> **Directions for this task**
Go through the data below and copy it exactly, skipping every picture.

Records that describe figures
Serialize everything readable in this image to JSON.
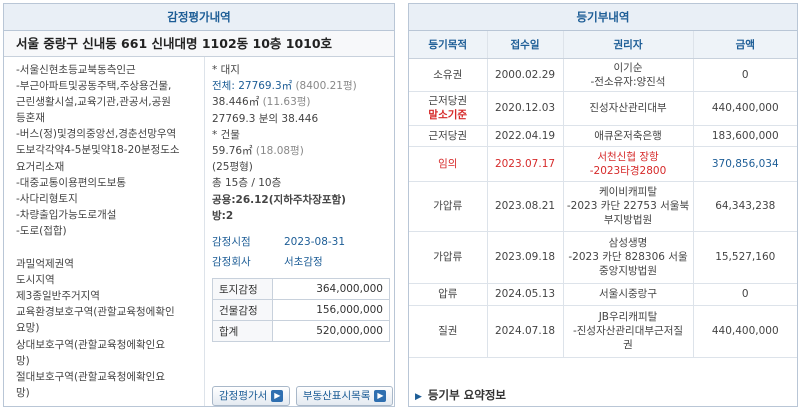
{
  "appraisal": {
    "title": "감정평가내역",
    "address": "서울 중랑구 신내동 661 신내대명 1102동 10층 1010호",
    "notes": [
      "-서울신현초등교북동측인근",
      "-부근아파트및공동주택,주상용건물,",
      "근린생활시설,교육기관,관공서,공원",
      "등혼재",
      "-버스(정)및경의중앙선,경춘선망우역",
      "도보각각약4-5분및약18-20분정도소",
      "요거리소재",
      "-대중교통이용편의도보통",
      "-사다리형토지",
      "-차량출입가능도로개설",
      "-도로(접합)"
    ],
    "zoning": [
      "과밀억제권역",
      "도시지역",
      "제3종일반주거지역",
      "교육환경보호구역(관할교육청에확인",
      "요망)",
      "상대보호구역(관할교육청에확인요",
      "망)",
      "절대보호구역(관할교육청에확인요",
      "망)"
    ],
    "land_label": "* 대지",
    "land_total_prefix": "전체: ",
    "land_total": "27769.3㎡",
    "land_total_pyeong": " (8400.21평)",
    "land_share": "38.446㎡",
    "land_share_pyeong": " (11.63평)",
    "land_ratio": "27769.3 분의 38.446",
    "building_label": "* 건물",
    "building_area": "59.76㎡",
    "building_pyeong": " (18.08평)",
    "building_type": "(25평형)",
    "floors": "총 15층 / 10층",
    "common_area": "공용:26.12(지하주차장포함)",
    "rooms": "방:2",
    "appraisal_date_label": "감정시점",
    "appraisal_date": "2023-08-31",
    "appraiser_label": "감정회사",
    "appraiser": "서초감정",
    "amounts": [
      {
        "label": "토지감정",
        "value": "364,000,000"
      },
      {
        "label": "건물감정",
        "value": "156,000,000"
      },
      {
        "label": "합계",
        "value": "520,000,000"
      }
    ],
    "buttons": {
      "appraisal_doc": "감정평가서",
      "real_estate_list": "부동산표시목록"
    }
  },
  "registry": {
    "title": "등기부내역",
    "headers": [
      "등기목적",
      "접수일",
      "권리자",
      "금액"
    ],
    "rows": [
      {
        "purpose": "소유권",
        "date": "2000.02.29",
        "holder": [
          "이기순",
          "-전소유자:양진석"
        ],
        "amount": "0"
      },
      {
        "purpose": "근저당권",
        "purpose_note": "말소기준",
        "date": "2020.12.03",
        "holder": [
          "진성자산관리대부"
        ],
        "amount": "440,400,000"
      },
      {
        "purpose": "근저당권",
        "date": "2022.04.19",
        "holder": [
          "애큐온저축은행"
        ],
        "amount": "183,600,000"
      },
      {
        "purpose": "임의",
        "date": "2023.07.17",
        "holder": [
          "서천신협 장항",
          "-2023타경2800"
        ],
        "amount": "370,856,034"
      },
      {
        "purpose": "가압류",
        "date": "2023.08.21",
        "holder": [
          "케이비캐피탈",
          "-2023 카단 22753 서울북",
          "부지방법원"
        ],
        "amount": "64,343,238"
      },
      {
        "purpose": "가압류",
        "date": "2023.09.18",
        "holder": [
          "삼성생명",
          "-2023 카단 828306 서울",
          "중앙지방법원"
        ],
        "amount": "15,527,160"
      },
      {
        "purpose": "압류",
        "date": "2024.05.13",
        "holder": [
          "서울시중랑구"
        ],
        "amount": "0"
      },
      {
        "purpose": "질권",
        "date": "2024.07.18",
        "holder": [
          "JB우리캐피탈",
          "-진성자산관리대부근저질",
          "권"
        ],
        "amount": "440,400,000"
      }
    ],
    "summary_label": "등기부 요약정보"
  },
  "colors": {
    "accent": "#1d5d96",
    "highlight_red": "#d62a2a",
    "border": "#b9c6d6",
    "header_bg": "#e9eff6"
  }
}
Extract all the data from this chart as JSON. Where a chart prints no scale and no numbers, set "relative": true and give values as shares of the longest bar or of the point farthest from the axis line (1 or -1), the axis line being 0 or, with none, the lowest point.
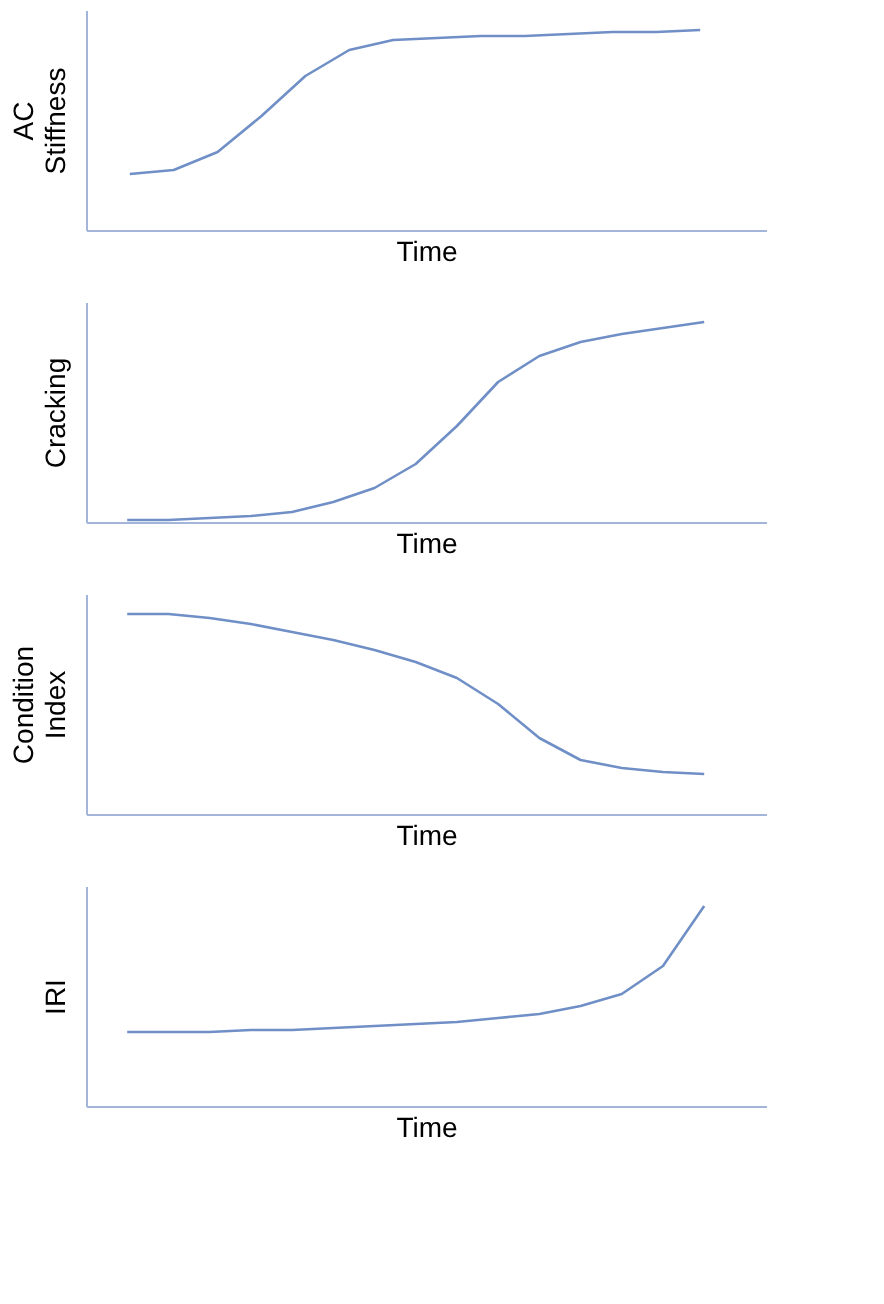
{
  "chart_data": [
    {
      "type": "line",
      "relative": true,
      "xlabel": "Time",
      "ylabel": "AC Stiffness",
      "categories": [
        null,
        null,
        null,
        null,
        null,
        null,
        null,
        null,
        null,
        null,
        null,
        null,
        null,
        null
      ],
      "series": [
        {
          "color": "#6f8fc6",
          "values": [
            0.28,
            0.3,
            0.39,
            0.57,
            0.77,
            0.9,
            0.95,
            0.96,
            0.97,
            0.97,
            0.98,
            0.99,
            0.99,
            1.0
          ]
        }
      ]
    },
    {
      "type": "line",
      "relative": true,
      "xlabel": "Time",
      "ylabel": "Cracking",
      "categories": [
        null,
        null,
        null,
        null,
        null,
        null,
        null,
        null,
        null,
        null,
        null,
        null,
        null,
        null,
        null
      ],
      "series": [
        {
          "color": "#6f8fc6",
          "values": [
            0.01,
            0.01,
            0.02,
            0.03,
            0.05,
            0.1,
            0.17,
            0.29,
            0.48,
            0.7,
            0.83,
            0.9,
            0.94,
            0.97,
            1.0
          ]
        }
      ]
    },
    {
      "type": "line",
      "relative": true,
      "xlabel": "Time",
      "ylabel": "Condition Index",
      "categories": [
        null,
        null,
        null,
        null,
        null,
        null,
        null,
        null,
        null,
        null,
        null,
        null,
        null,
        null,
        null
      ],
      "series": [
        {
          "color": "#6f8fc6",
          "values": [
            1.0,
            1.0,
            0.98,
            0.95,
            0.91,
            0.87,
            0.82,
            0.76,
            0.68,
            0.55,
            0.38,
            0.27,
            0.23,
            0.21,
            0.2
          ]
        }
      ]
    },
    {
      "type": "line",
      "relative": true,
      "xlabel": "Time",
      "ylabel": "IRI",
      "categories": [
        null,
        null,
        null,
        null,
        null,
        null,
        null,
        null,
        null,
        null,
        null,
        null,
        null,
        null,
        null
      ],
      "series": [
        {
          "color": "#6f8fc6",
          "values": [
            0.37,
            0.37,
            0.37,
            0.38,
            0.38,
            0.39,
            0.4,
            0.41,
            0.42,
            0.44,
            0.46,
            0.5,
            0.56,
            0.7,
            1.0
          ]
        }
      ]
    }
  ]
}
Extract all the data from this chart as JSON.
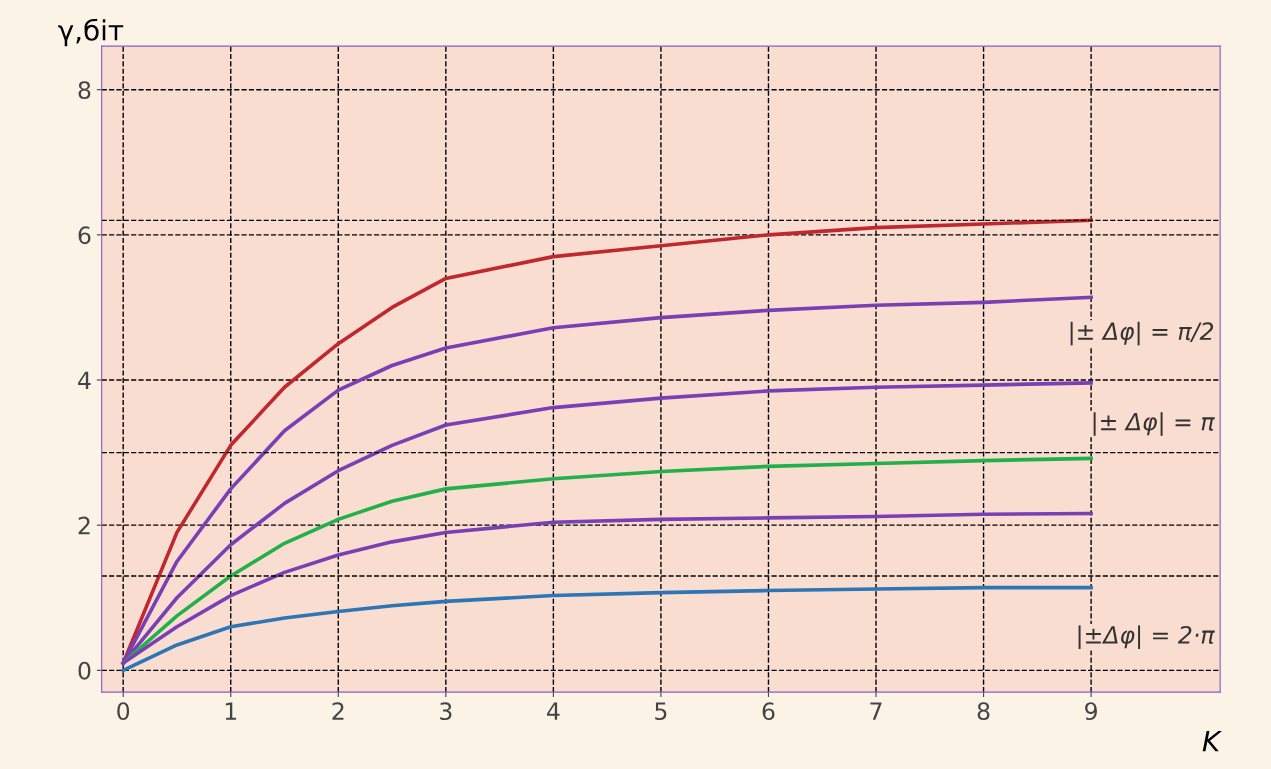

> **Correct answer**
Serialize everything readable in this image to JSON.
{
  "appraisal": {
    "title": "감정평가내역",
    "address": "서울 중랑구 신내동 661 신내대명 1102동 10층 1010호",
    "notes": [
      "-서울신현초등교북동측인근",
      "-부근아파트및공동주택,주상용건물,",
      "근린생활시설,교육기관,관공서,공원",
      "등혼재",
      "-버스(정)및경의중앙선,경춘선망우역",
      "도보각각약4-5분및약18-20분정도소",
      "요거리소재",
      "-대중교통이용편의도보통",
      "-사다리형토지",
      "-차량출입가능도로개설",
      "-도로(접합)"
    ],
    "zoning": [
      "과밀억제권역",
      "도시지역",
      "제3종일반주거지역",
      "교육환경보호구역(관할교육청에확인",
      "요망)",
      "상대보호구역(관할교육청에확인요",
      "망)",
      "절대보호구역(관할교육청에확인요",
      "망)"
    ],
    "land_label": "* 대지",
    "land_total_prefix": "전체: ",
    "land_total": "27769.3㎡",
    "land_total_pyeong": " (8400.21평)",
    "land_share": "38.446㎡",
    "land_share_pyeong": " (11.63평)",
    "land_ratio": "27769.3 분의 38.446",
    "building_label": "* 건물",
    "building_area": "59.76㎡",
    "building_pyeong": " (18.08평)",
    "building_type": "(25평형)",
    "floors": "총 15층 / 10층",
    "common_area": "공용:26.12(지하주차장포함)",
    "rooms": "방:2",
    "appraisal_date_label": "감정시점",
    "appraisal_date": "2023-08-31",
    "appraiser_label": "감정회사",
    "appraiser": "서초감정",
    "amounts": [
      {
        "label": "토지감정",
        "value": "364,000,000"
      },
      {
        "label": "건물감정",
        "value": "156,000,000"
      },
      {
        "label": "합계",
        "value": "520,000,000"
      }
    ],
    "buttons": {
      "appraisal_doc": "감정평가서",
      "real_estate_list": "부동산표시목록"
    }
  },
  "registry": {
    "title": "등기부내역",
    "headers": [
      "등기목적",
      "접수일",
      "권리자",
      "금액"
    ],
    "rows": [
      {
        "purpose": "소유권",
        "date": "2000.02.29",
        "holder": [
          "이기순",
          "-전소유자:양진석"
        ],
        "amount": "0"
      },
      {
        "purpose": "근저당권",
        "purpose_note": "말소기준",
        "date": "2020.12.03",
        "holder": [
          "진성자산관리대부"
        ],
        "amount": "440,400,000"
      },
      {
        "purpose": "근저당권",
        "date": "2022.04.19",
        "holder": [
          "애큐온저축은행"
        ],
        "amount": "183,600,000"
      },
      {
        "purpose": "임의",
        "date": "2023.07.17",
        "holder": [
          "서천신협 장항",
          "-2023타경2800"
        ],
        "amount": "370,856,034"
      },
      {
        "purpose": "가압류",
        "date": "2023.08.21",
        "holder": [
          "케이비캐피탈",
          "-2023 카단 22753 서울북",
          "부지방법원"
        ],
        "amount": "64,343,238"
      },
      {
        "purpose": "가압류",
        "date": "2023.09.18",
        "holder": [
          "삼성생명",
          "-2023 카단 828306 서울",
          "중앙지방법원"
        ],
        "amount": "15,527,160"
      },
      {
        "purpose": "압류",
        "date": "2024.05.13",
        "holder": [
          "서울시중랑구"
        ],
        "amount": "0"
      },
      {
        "purpose": "질권",
        "date": "2024.07.18",
        "holder": [
          "JB우리캐피탈",
          "-진성자산관리대부근저질",
          "권"
        ],
        "amount": "440,400,000"
      }
    ],
    "summary_label": "등기부 요약정보"
  },
  "colors": {
    "accent": "#1d5d96",
    "highlight_red": "#d62a2a",
    "border": "#b9c6d6",
    "header_bg": "#e9eff6"
  }
}
Extract all the data from this chart as JSON. Where a chart prints no scale and no numbers, set "relative": true and give values as shares of the longest bar or of the point farthest from the axis line (1 or -1), the axis line being 0 or, with none, the lowest point.
{
  "chart_data": [
    {
      "type": "line",
      "relative": true,
      "xlabel": "Time",
      "ylabel": "AC Stiffness",
      "categories": [
        null,
        null,
        null,
        null,
        null,
        null,
        null,
        null,
        null,
        null,
        null,
        null,
        null,
        null
      ],
      "series": [
        {
          "color": "#6f8fc6",
          "values": [
            0.28,
            0.3,
            0.39,
            0.57,
            0.77,
            0.9,
            0.95,
            0.96,
            0.97,
            0.97,
            0.98,
            0.99,
            0.99,
            1.0
          ]
        }
      ]
    },
    {
      "type": "line",
      "relative": true,
      "xlabel": "Time",
      "ylabel": "Cracking",
      "categories": [
        null,
        null,
        null,
        null,
        null,
        null,
        null,
        null,
        null,
        null,
        null,
        null,
        null,
        null,
        null
      ],
      "series": [
        {
          "color": "#6f8fc6",
          "values": [
            0.01,
            0.01,
            0.02,
            0.03,
            0.05,
            0.1,
            0.17,
            0.29,
            0.48,
            0.7,
            0.83,
            0.9,
            0.94,
            0.97,
            1.0
          ]
        }
      ]
    },
    {
      "type": "line",
      "relative": true,
      "xlabel": "Time",
      "ylabel": "Condition Index",
      "categories": [
        null,
        null,
        null,
        null,
        null,
        null,
        null,
        null,
        null,
        null,
        null,
        null,
        null,
        null,
        null
      ],
      "series": [
        {
          "color": "#6f8fc6",
          "values": [
            1.0,
            1.0,
            0.98,
            0.95,
            0.91,
            0.87,
            0.82,
            0.76,
            0.68,
            0.55,
            0.38,
            0.27,
            0.23,
            0.21,
            0.2
          ]
        }
      ]
    },
    {
      "type": "line",
      "relative": true,
      "xlabel": "Time",
      "ylabel": "IRI",
      "categories": [
        null,
        null,
        null,
        null,
        null,
        null,
        null,
        null,
        null,
        null,
        null,
        null,
        null,
        null,
        null
      ],
      "series": [
        {
          "color": "#6f8fc6",
          "values": [
            0.37,
            0.37,
            0.37,
            0.38,
            0.38,
            0.39,
            0.4,
            0.41,
            0.42,
            0.44,
            0.46,
            0.5,
            0.56,
            0.7,
            1.0
          ]
        }
      ]
    }
  ]
}
Extract all the data from this chart as JSON.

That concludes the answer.